Available data.

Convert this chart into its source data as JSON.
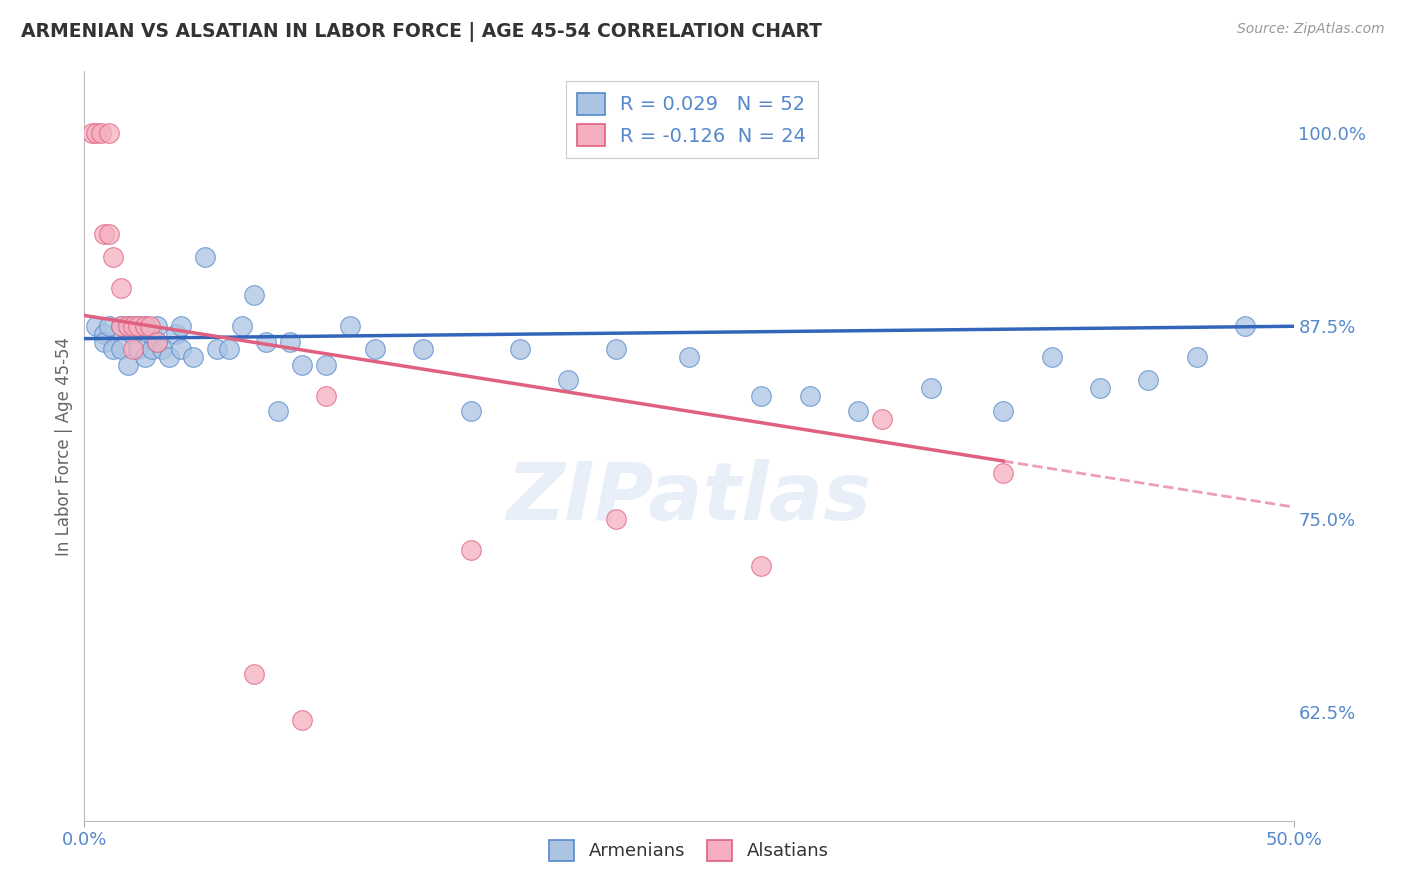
{
  "title": "ARMENIAN VS ALSATIAN IN LABOR FORCE | AGE 45-54 CORRELATION CHART",
  "source": "Source: ZipAtlas.com",
  "ylabel": "In Labor Force | Age 45-54",
  "ytick_labels": [
    "62.5%",
    "75.0%",
    "87.5%",
    "100.0%"
  ],
  "ytick_values": [
    0.625,
    0.75,
    0.875,
    1.0
  ],
  "xlim": [
    0.0,
    0.5
  ],
  "ylim": [
    0.555,
    1.04
  ],
  "r_armenian": 0.029,
  "n_armenian": 52,
  "r_alsatian": -0.126,
  "n_alsatian": 24,
  "armenian_color": "#aac4e2",
  "alsatian_color": "#f5afc0",
  "armenian_edge": "#5588cc",
  "alsatian_edge": "#e06080",
  "trend_armenian_color": "#3366bb",
  "trend_alsatian_color": "#e06080",
  "background_color": "#ffffff",
  "grid_color": "#c8d4e8",
  "title_color": "#333333",
  "axis_color": "#5588cc",
  "watermark": "ZIPatlas",
  "legend_box_color": "#ccddee",
  "armenian_scatter_x": [
    0.005,
    0.008,
    0.008,
    0.01,
    0.012,
    0.015,
    0.015,
    0.018,
    0.018,
    0.02,
    0.022,
    0.022,
    0.025,
    0.025,
    0.028,
    0.028,
    0.03,
    0.03,
    0.032,
    0.035,
    0.038,
    0.04,
    0.04,
    0.045,
    0.05,
    0.055,
    0.06,
    0.065,
    0.07,
    0.075,
    0.08,
    0.085,
    0.09,
    0.1,
    0.11,
    0.12,
    0.14,
    0.16,
    0.18,
    0.2,
    0.22,
    0.25,
    0.28,
    0.3,
    0.32,
    0.35,
    0.38,
    0.4,
    0.42,
    0.44,
    0.46,
    0.48
  ],
  "armenian_scatter_y": [
    0.875,
    0.87,
    0.865,
    0.875,
    0.86,
    0.86,
    0.875,
    0.85,
    0.875,
    0.87,
    0.86,
    0.875,
    0.855,
    0.875,
    0.86,
    0.87,
    0.865,
    0.875,
    0.86,
    0.855,
    0.87,
    0.86,
    0.875,
    0.855,
    0.92,
    0.86,
    0.86,
    0.875,
    0.895,
    0.865,
    0.82,
    0.865,
    0.85,
    0.85,
    0.875,
    0.86,
    0.86,
    0.82,
    0.86,
    0.84,
    0.86,
    0.855,
    0.83,
    0.83,
    0.82,
    0.835,
    0.82,
    0.855,
    0.835,
    0.84,
    0.855,
    0.875
  ],
  "alsatian_scatter_x": [
    0.003,
    0.005,
    0.007,
    0.008,
    0.01,
    0.01,
    0.012,
    0.015,
    0.015,
    0.018,
    0.02,
    0.02,
    0.022,
    0.025,
    0.027,
    0.03,
    0.07,
    0.09,
    0.1,
    0.16,
    0.22,
    0.28,
    0.33,
    0.38
  ],
  "alsatian_scatter_y": [
    1.0,
    1.0,
    1.0,
    0.935,
    1.0,
    0.935,
    0.92,
    0.9,
    0.875,
    0.875,
    0.875,
    0.86,
    0.875,
    0.875,
    0.875,
    0.865,
    0.65,
    0.62,
    0.83,
    0.73,
    0.75,
    0.72,
    0.815,
    0.78
  ],
  "trend_arm_x0": 0.0,
  "trend_arm_x1": 0.5,
  "trend_arm_y0": 0.867,
  "trend_arm_y1": 0.875,
  "trend_als_x0": 0.0,
  "trend_als_solid_x1": 0.38,
  "trend_als_x1": 0.5,
  "trend_als_y0": 0.882,
  "trend_als_y1": 0.758
}
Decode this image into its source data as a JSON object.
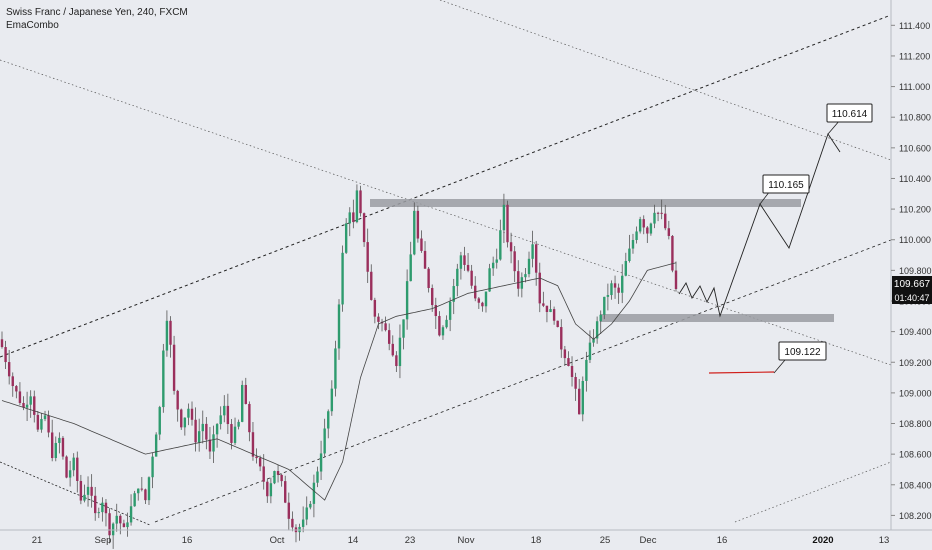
{
  "legend": {
    "symbol_line": "Swiss Franc / Japanese Yen, 240, FXCM",
    "indicator": "EmaCombo"
  },
  "colors": {
    "background": "#e9ebf0",
    "up_candle": "#2e9b6e",
    "down_candle": "#9a2f5c",
    "wick": "#555555",
    "zone": "#9a9ca2",
    "target_line": "#d0201c",
    "ema": "#444444",
    "last_price_bg": "#111111"
  },
  "chart_data": {
    "type": "candlestick",
    "symbol": "CHFJPY",
    "timeframe": "240",
    "source": "FXCM",
    "ylim": [
      108.17,
      111.5
    ],
    "y_ticks": [
      111.4,
      111.2,
      111.0,
      110.8,
      110.6,
      110.4,
      110.2,
      110.0,
      109.8,
      109.6,
      109.4,
      109.2,
      109.0,
      108.8,
      108.6,
      108.4,
      108.2
    ],
    "x_ticks": [
      "21",
      "Sep",
      "16",
      "Oct",
      "14",
      "23",
      "Nov",
      "18",
      "25",
      "Dec",
      "16",
      "2020",
      "13"
    ],
    "last_price": "109.667",
    "countdown": "01:40:47",
    "annotations": [
      {
        "label": "110.614",
        "value": 110.614
      },
      {
        "label": "110.165",
        "value": 110.165
      },
      {
        "label": "109.122",
        "value": 109.122
      }
    ],
    "resistance_zone": [
      110.17,
      110.22
    ],
    "support_zone": [
      109.44,
      109.49
    ],
    "target_line_value": 109.13,
    "price_path": [
      [
        0,
        109.3
      ],
      [
        3,
        109.05
      ],
      [
        6,
        108.9
      ],
      [
        8,
        109.0
      ],
      [
        10,
        108.75
      ],
      [
        12,
        108.85
      ],
      [
        14,
        108.6
      ],
      [
        16,
        108.7
      ],
      [
        18,
        108.45
      ],
      [
        20,
        108.55
      ],
      [
        22,
        108.3
      ],
      [
        24,
        108.4
      ],
      [
        26,
        108.2
      ],
      [
        28,
        108.3
      ],
      [
        30,
        108.1
      ],
      [
        32,
        108.2
      ],
      [
        34,
        108.1
      ],
      [
        36,
        108.25
      ],
      [
        38,
        108.4
      ],
      [
        40,
        108.3
      ],
      [
        42,
        108.6
      ],
      [
        44,
        108.9
      ],
      [
        45,
        109.3
      ],
      [
        46,
        109.5
      ],
      [
        47,
        109.3
      ],
      [
        48,
        109.0
      ],
      [
        50,
        108.8
      ],
      [
        52,
        108.9
      ],
      [
        54,
        108.7
      ],
      [
        56,
        108.8
      ],
      [
        58,
        108.6
      ],
      [
        60,
        108.8
      ],
      [
        62,
        108.9
      ],
      [
        64,
        108.7
      ],
      [
        66,
        108.8
      ],
      [
        67,
        109.05
      ],
      [
        68,
        108.9
      ],
      [
        70,
        108.6
      ],
      [
        72,
        108.5
      ],
      [
        74,
        108.35
      ],
      [
        76,
        108.5
      ],
      [
        78,
        108.4
      ],
      [
        80,
        108.2
      ],
      [
        82,
        108.1
      ],
      [
        84,
        108.15
      ],
      [
        86,
        108.3
      ],
      [
        88,
        108.5
      ],
      [
        90,
        108.75
      ],
      [
        92,
        109.0
      ],
      [
        93,
        109.3
      ],
      [
        94,
        109.6
      ],
      [
        95,
        109.9
      ],
      [
        96,
        110.1
      ],
      [
        97,
        110.2
      ],
      [
        98,
        110.1
      ],
      [
        99,
        110.3
      ],
      [
        100,
        110.15
      ],
      [
        101,
        110.0
      ],
      [
        102,
        109.8
      ],
      [
        103,
        109.6
      ],
      [
        104,
        109.5
      ],
      [
        106,
        109.45
      ],
      [
        108,
        109.35
      ],
      [
        110,
        109.2
      ],
      [
        112,
        109.5
      ],
      [
        114,
        109.9
      ],
      [
        115,
        110.2
      ],
      [
        116,
        110.0
      ],
      [
        118,
        109.8
      ],
      [
        120,
        109.6
      ],
      [
        122,
        109.4
      ],
      [
        124,
        109.5
      ],
      [
        126,
        109.7
      ],
      [
        128,
        109.9
      ],
      [
        130,
        109.8
      ],
      [
        132,
        109.6
      ],
      [
        134,
        109.55
      ],
      [
        136,
        109.8
      ],
      [
        138,
        109.9
      ],
      [
        140,
        110.2
      ],
      [
        141,
        110.0
      ],
      [
        142,
        109.9
      ],
      [
        144,
        109.7
      ],
      [
        146,
        109.8
      ],
      [
        148,
        110.0
      ],
      [
        150,
        109.6
      ],
      [
        152,
        109.55
      ],
      [
        154,
        109.5
      ],
      [
        156,
        109.3
      ],
      [
        158,
        109.2
      ],
      [
        160,
        109.0
      ],
      [
        161,
        108.85
      ],
      [
        162,
        109.1
      ],
      [
        164,
        109.3
      ],
      [
        166,
        109.45
      ],
      [
        168,
        109.6
      ],
      [
        170,
        109.7
      ],
      [
        172,
        109.65
      ],
      [
        174,
        109.85
      ],
      [
        176,
        110.0
      ],
      [
        178,
        110.15
      ],
      [
        180,
        110.05
      ],
      [
        182,
        110.2
      ],
      [
        184,
        110.15
      ],
      [
        186,
        110.0
      ],
      [
        187,
        109.8
      ],
      [
        188,
        109.67
      ]
    ],
    "ema_path": [
      [
        0,
        108.95
      ],
      [
        20,
        108.8
      ],
      [
        40,
        108.6
      ],
      [
        60,
        108.7
      ],
      [
        80,
        108.5
      ],
      [
        90,
        108.3
      ],
      [
        95,
        108.55
      ],
      [
        100,
        109.1
      ],
      [
        105,
        109.45
      ],
      [
        110,
        109.5
      ],
      [
        120,
        109.55
      ],
      [
        130,
        109.65
      ],
      [
        140,
        109.7
      ],
      [
        150,
        109.75
      ],
      [
        155,
        109.7
      ],
      [
        160,
        109.45
      ],
      [
        165,
        109.35
      ],
      [
        170,
        109.45
      ],
      [
        175,
        109.6
      ],
      [
        180,
        109.8
      ],
      [
        188,
        109.85
      ]
    ]
  }
}
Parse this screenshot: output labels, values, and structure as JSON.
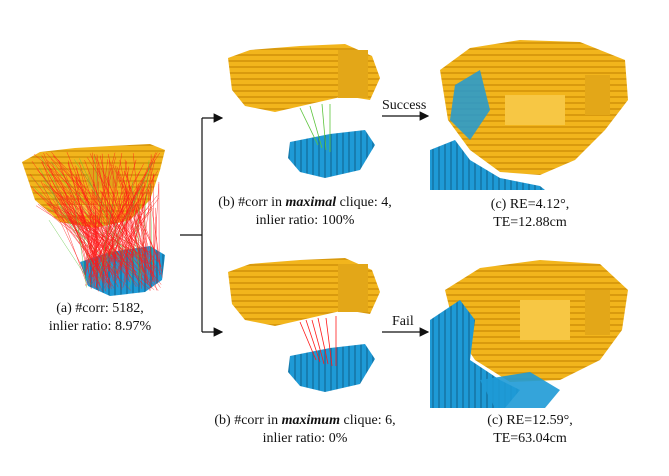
{
  "panel_a": {
    "caption_line1": "(a) #corr: 5182,",
    "caption_line2": "inlier ratio: 8.97%"
  },
  "panel_b_top": {
    "caption_prefix": "(b) #corr in ",
    "caption_emph": "maximal",
    "caption_suffix": " clique: 4,",
    "caption_line2": "inlier ratio: 100%"
  },
  "panel_b_bottom": {
    "caption_prefix": "(b) #corr in ",
    "caption_emph": "maximum",
    "caption_suffix": " clique: 6,",
    "caption_line2": "inlier ratio: 0%"
  },
  "panel_c_top": {
    "arrow_label": "Success",
    "caption_line1": "(c) RE=4.12°,",
    "caption_line2": "TE=12.88cm"
  },
  "panel_c_bottom": {
    "arrow_label": "Fail",
    "caption_line1": "(c) RE=12.59°,",
    "caption_line2": "TE=63.04cm"
  },
  "colors": {
    "source_cloud": "#f2b51c",
    "target_cloud": "#1e9ad6",
    "wrong_corr": "#ff1a1a",
    "correct_corr": "#5cc43c"
  }
}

What to do. State how many lines of the records above contain the word "this", giving only that number.

Output of the exercise. 3